** START Provided records **

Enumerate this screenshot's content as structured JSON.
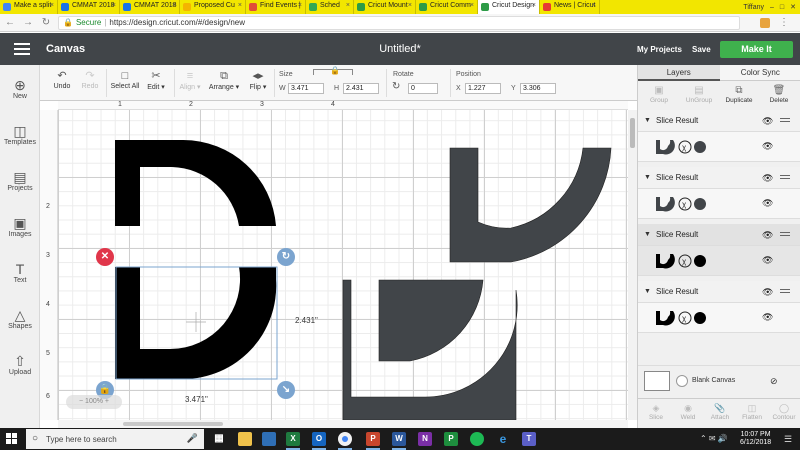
{
  "browser": {
    "tabs": [
      {
        "label": "Make a split",
        "fav": "#4285f4"
      },
      {
        "label": "CMMAT 2018",
        "fav": "#1a73e8"
      },
      {
        "label": "CMMAT 2018",
        "fav": "#1a73e8"
      },
      {
        "label": "Proposed Cu",
        "fav": "#f4b400"
      },
      {
        "label": "Find Events |",
        "fav": "#e04e39"
      },
      {
        "label": "Sched",
        "fav": "#34a853"
      },
      {
        "label": "Cricut Mount",
        "fav": "#2d9b47"
      },
      {
        "label": "Cricut Comm",
        "fav": "#2d9b47"
      },
      {
        "label": "Cricut Design",
        "fav": "#2d9b47",
        "active": true
      },
      {
        "label": "News | Cricut",
        "fav": "#e53935"
      }
    ],
    "user_name": "Tiffany",
    "secure_label": "Secure",
    "url": "https://design.cricut.com/#/design/new"
  },
  "header": {
    "app_name": "Canvas",
    "doc_title": "Untitled*",
    "my_projects": "My Projects",
    "save": "Save",
    "make_it": "Make It"
  },
  "toolbar": {
    "undo": "Undo",
    "redo": "Redo",
    "select_all": "Select All",
    "edit": "Edit",
    "align": "Align",
    "arrange": "Arrange",
    "flip": "Flip",
    "size_label": "Size",
    "w_label": "W",
    "w_value": "3.471",
    "h_label": "H",
    "h_value": "2.431",
    "rotate_label": "Rotate",
    "rotate_value": "0",
    "position_label": "Position",
    "x_label": "X",
    "x_value": "1.227",
    "y_label": "Y",
    "y_value": "3.306"
  },
  "sidebar": {
    "items": [
      {
        "label": "New",
        "icon": "plus-circle-icon"
      },
      {
        "label": "Templates",
        "icon": "shirt-icon"
      },
      {
        "label": "Projects",
        "icon": "projects-icon"
      },
      {
        "label": "Images",
        "icon": "image-icon"
      },
      {
        "label": "Text",
        "icon": "text-icon"
      },
      {
        "label": "Shapes",
        "icon": "shapes-icon"
      },
      {
        "label": "Upload",
        "icon": "upload-icon"
      }
    ]
  },
  "rulers": {
    "top": [
      "1",
      "2",
      "3",
      "4"
    ],
    "left": [
      "2",
      "3",
      "4",
      "5",
      "6"
    ]
  },
  "canvas": {
    "width_label": "3.471\"",
    "height_label": "2.431\"",
    "zoom": "100%",
    "colors": {
      "black_shape": "#000000",
      "gray_shape": "#414549",
      "delete_handle": "#e0364a",
      "handle_blue": "#7ba4cf"
    }
  },
  "layers_panel": {
    "tabs": {
      "layers": "Layers",
      "color_sync": "Color Sync"
    },
    "tools": {
      "group": "Group",
      "ungroup": "UnGroup",
      "duplicate": "Duplicate",
      "delete": "Delete"
    },
    "groups": [
      {
        "label": "Slice Result",
        "fill": "#414549"
      },
      {
        "label": "Slice Result",
        "fill": "#414549"
      },
      {
        "label": "Slice Result",
        "fill": "#000000",
        "selected": true
      },
      {
        "label": "Slice Result",
        "fill": "#000000"
      }
    ],
    "blank_canvas": "Blank Canvas",
    "bottom_tools": {
      "slice": "Slice",
      "weld": "Weld",
      "attach": "Attach",
      "flatten": "Flatten",
      "contour": "Contour"
    }
  },
  "taskbar": {
    "search_placeholder": "Type here to search",
    "time": "10:07 PM",
    "date": "6/12/2018"
  }
}
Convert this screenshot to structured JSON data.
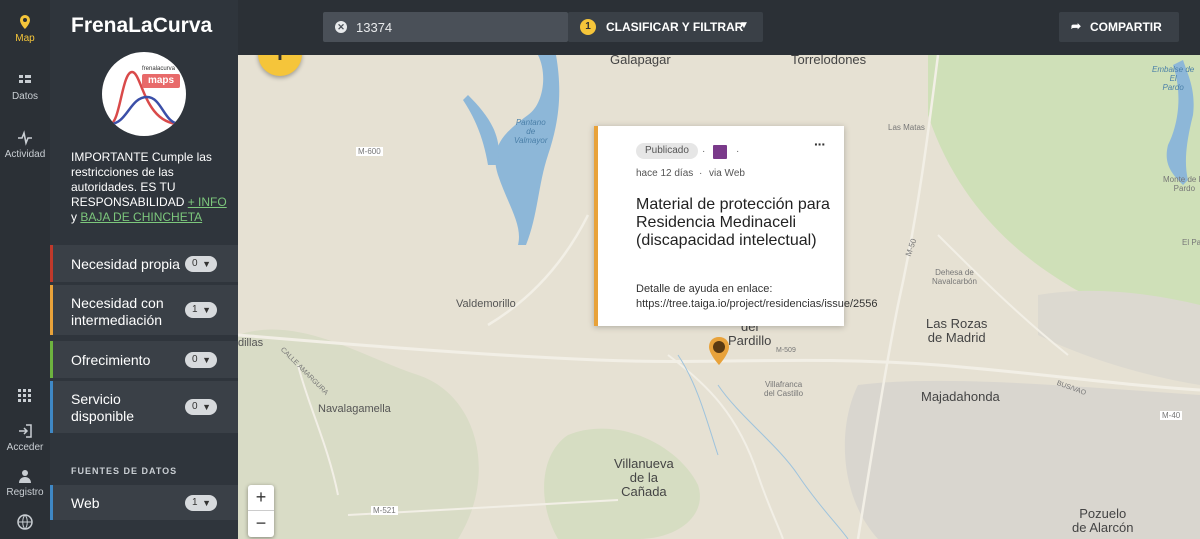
{
  "rail": {
    "map_label": "Map",
    "data_label": "Datos",
    "activity_label": "Actividad",
    "login_label": "Acceder",
    "register_label": "Registro"
  },
  "sidebar": {
    "brand": "FrenaLaCurva",
    "logo_small": "frenalacurva",
    "logo_badge": "maps",
    "notice_text": "IMPORTANTE Cumple las restricciones de las autoridades. ES TU RESPONSABILIDAD",
    "notice_link_info": "+ INFO",
    "notice_and": "y",
    "notice_link_unpin": "BAJA DE CHINCHETA",
    "categories": [
      {
        "label": "Necesidad propia",
        "count": "0",
        "color": "#c0392b"
      },
      {
        "label": "Necesidad con intermediación",
        "count": "1",
        "color": "#e8a23a"
      },
      {
        "label": "Ofrecimiento",
        "count": "0",
        "color": "#6db33f"
      },
      {
        "label": "Servicio disponible",
        "count": "0",
        "color": "#3f88c5"
      }
    ],
    "sources_title": "FUENTES DE DATOS",
    "sources": [
      {
        "label": "Web",
        "count": "1",
        "color": "#3f88c5"
      }
    ]
  },
  "topbar": {
    "search_value": "13374",
    "filter_count": "1",
    "filter_label": "CLASIFICAR Y FILTRAR",
    "share_label": "COMPARTIR"
  },
  "map": {
    "add_label": "+",
    "zoom_in": "+",
    "zoom_out": "−",
    "places": {
      "galapagar": "Galapagar",
      "torrelodones": "Torrelodones",
      "valdemorillo": "Valdemorillo",
      "navalagamella": "Navalagamella",
      "villanueva_line1": "Villanueva",
      "villanueva_line2": "de la",
      "villanueva_line3": "Cañada",
      "pardillo_line1": "del",
      "pardillo_line2": "Pardillo",
      "las_rozas_line1": "Las Rozas",
      "las_rozas_line2": "de Madrid",
      "majadahonda": "Majadahonda",
      "pozuelo_line1": "Pozuelo",
      "pozuelo_line2": "de Alarcón",
      "las_matas": "Las Matas",
      "villafranca_line1": "Villafranca",
      "villafranca_line2": "del Castillo",
      "dehesa_line1": "Dehesa de",
      "dehesa_line2": "Navalcarbón",
      "montecl_line1": "Monte de El",
      "montecl_line2": "Pardo",
      "el_pa": "El Pa",
      "embalse_line1": "Embalse de",
      "embalse_line2": "El",
      "embalse_line3": "Pardo",
      "pantano_line1": "Pantano",
      "pantano_line2": "de",
      "pantano_line3": "Valmayor",
      "m600": "M-600",
      "m521": "M-521",
      "m50": "M-50",
      "m40": "M-40",
      "dillas": "dillas",
      "calle_amargura": "CALLE AMARGURA",
      "bus_vao": "BUS/VAO",
      "m509": "M-509"
    }
  },
  "popup": {
    "status": "Publicado",
    "separator": "·",
    "menu": "···",
    "time": "hace 12 días",
    "via": "via Web",
    "title": "Material de protección para Residencia Medinaceli (discapacidad intelectual)",
    "desc_line1": "Detalle de ayuda en enlace:",
    "desc_line2": "https://tree.taiga.io/project/residencias/issue/2556"
  }
}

** END Provided records **

Write the full listing out again with every line unchanged, but include no pictures.

Enumerate this screenshot's content as structured JSON.
{
  "browser": {
    "tabs": [
      {
        "label": "Make a split",
        "fav": "#4285f4"
      },
      {
        "label": "CMMAT 2018",
        "fav": "#1a73e8"
      },
      {
        "label": "CMMAT 2018",
        "fav": "#1a73e8"
      },
      {
        "label": "Proposed Cu",
        "fav": "#f4b400"
      },
      {
        "label": "Find Events |",
        "fav": "#e04e39"
      },
      {
        "label": "Sched",
        "fav": "#34a853"
      },
      {
        "label": "Cricut Mount",
        "fav": "#2d9b47"
      },
      {
        "label": "Cricut Comm",
        "fav": "#2d9b47"
      },
      {
        "label": "Cricut Design",
        "fav": "#2d9b47",
        "active": true
      },
      {
        "label": "News | Cricut",
        "fav": "#e53935"
      }
    ],
    "user_name": "Tiffany",
    "secure_label": "Secure",
    "url": "https://design.cricut.com/#/design/new"
  },
  "header": {
    "app_name": "Canvas",
    "doc_title": "Untitled*",
    "my_projects": "My Projects",
    "save": "Save",
    "make_it": "Make It"
  },
  "toolbar": {
    "undo": "Undo",
    "redo": "Redo",
    "select_all": "Select All",
    "edit": "Edit",
    "align": "Align",
    "arrange": "Arrange",
    "flip": "Flip",
    "size_label": "Size",
    "w_label": "W",
    "w_value": "3.471",
    "h_label": "H",
    "h_value": "2.431",
    "rotate_label": "Rotate",
    "rotate_value": "0",
    "position_label": "Position",
    "x_label": "X",
    "x_value": "1.227",
    "y_label": "Y",
    "y_value": "3.306"
  },
  "sidebar": {
    "items": [
      {
        "label": "New",
        "icon": "plus-circle-icon"
      },
      {
        "label": "Templates",
        "icon": "shirt-icon"
      },
      {
        "label": "Projects",
        "icon": "projects-icon"
      },
      {
        "label": "Images",
        "icon": "image-icon"
      },
      {
        "label": "Text",
        "icon": "text-icon"
      },
      {
        "label": "Shapes",
        "icon": "shapes-icon"
      },
      {
        "label": "Upload",
        "icon": "upload-icon"
      }
    ]
  },
  "rulers": {
    "top": [
      "1",
      "2",
      "3",
      "4"
    ],
    "left": [
      "2",
      "3",
      "4",
      "5",
      "6"
    ]
  },
  "canvas": {
    "width_label": "3.471\"",
    "height_label": "2.431\"",
    "zoom": "100%",
    "colors": {
      "black_shape": "#000000",
      "gray_shape": "#414549",
      "delete_handle": "#e0364a",
      "handle_blue": "#7ba4cf"
    }
  },
  "layers_panel": {
    "tabs": {
      "layers": "Layers",
      "color_sync": "Color Sync"
    },
    "tools": {
      "group": "Group",
      "ungroup": "UnGroup",
      "duplicate": "Duplicate",
      "delete": "Delete"
    },
    "groups": [
      {
        "label": "Slice Result",
        "fill": "#414549"
      },
      {
        "label": "Slice Result",
        "fill": "#414549"
      },
      {
        "label": "Slice Result",
        "fill": "#000000",
        "selected": true
      },
      {
        "label": "Slice Result",
        "fill": "#000000"
      }
    ],
    "blank_canvas": "Blank Canvas",
    "bottom_tools": {
      "slice": "Slice",
      "weld": "Weld",
      "attach": "Attach",
      "flatten": "Flatten",
      "contour": "Contour"
    }
  },
  "taskbar": {
    "search_placeholder": "Type here to search",
    "time": "10:07 PM",
    "date": "6/12/2018"
  }
}
Convert this screenshot to structured JSON data.
{
  "rail": {
    "map_label": "Map",
    "data_label": "Datos",
    "activity_label": "Actividad",
    "login_label": "Acceder",
    "register_label": "Registro"
  },
  "sidebar": {
    "brand": "FrenaLaCurva",
    "logo_small": "frenalacurva",
    "logo_badge": "maps",
    "notice_text": "IMPORTANTE Cumple las restricciones de las autoridades. ES TU RESPONSABILIDAD",
    "notice_link_info": "+ INFO",
    "notice_and": "y",
    "notice_link_unpin": "BAJA DE CHINCHETA",
    "categories": [
      {
        "label": "Necesidad propia",
        "count": "0",
        "color": "#c0392b"
      },
      {
        "label": "Necesidad con intermediación",
        "count": "1",
        "color": "#e8a23a"
      },
      {
        "label": "Ofrecimiento",
        "count": "0",
        "color": "#6db33f"
      },
      {
        "label": "Servicio disponible",
        "count": "0",
        "color": "#3f88c5"
      }
    ],
    "sources_title": "FUENTES DE DATOS",
    "sources": [
      {
        "label": "Web",
        "count": "1",
        "color": "#3f88c5"
      }
    ]
  },
  "topbar": {
    "search_value": "13374",
    "filter_count": "1",
    "filter_label": "CLASIFICAR Y FILTRAR",
    "share_label": "COMPARTIR"
  },
  "map": {
    "add_label": "+",
    "zoom_in": "+",
    "zoom_out": "−",
    "places": {
      "galapagar": "Galapagar",
      "torrelodones": "Torrelodones",
      "valdemorillo": "Valdemorillo",
      "navalagamella": "Navalagamella",
      "villanueva_line1": "Villanueva",
      "villanueva_line2": "de la",
      "villanueva_line3": "Cañada",
      "pardillo_line1": "del",
      "pardillo_line2": "Pardillo",
      "las_rozas_line1": "Las Rozas",
      "las_rozas_line2": "de Madrid",
      "majadahonda": "Majadahonda",
      "pozuelo_line1": "Pozuelo",
      "pozuelo_line2": "de Alarcón",
      "las_matas": "Las Matas",
      "villafranca_line1": "Villafranca",
      "villafranca_line2": "del Castillo",
      "dehesa_line1": "Dehesa de",
      "dehesa_line2": "Navalcarbón",
      "montecl_line1": "Monte de El",
      "montecl_line2": "Pardo",
      "el_pa": "El Pa",
      "embalse_line1": "Embalse de",
      "embalse_line2": "El",
      "embalse_line3": "Pardo",
      "pantano_line1": "Pantano",
      "pantano_line2": "de",
      "pantano_line3": "Valmayor",
      "m600": "M-600",
      "m521": "M-521",
      "m50": "M-50",
      "m40": "M-40",
      "dillas": "dillas",
      "calle_amargura": "CALLE AMARGURA",
      "bus_vao": "BUS/VAO",
      "m509": "M-509"
    }
  },
  "popup": {
    "status": "Publicado",
    "separator": "·",
    "menu": "···",
    "time": "hace 12 días",
    "via": "via Web",
    "title": "Material de protección para Residencia Medinaceli (discapacidad intelectual)",
    "desc_line1": "Detalle de ayuda en enlace:",
    "desc_line2": "https://tree.taiga.io/project/residencias/issue/2556"
  }
}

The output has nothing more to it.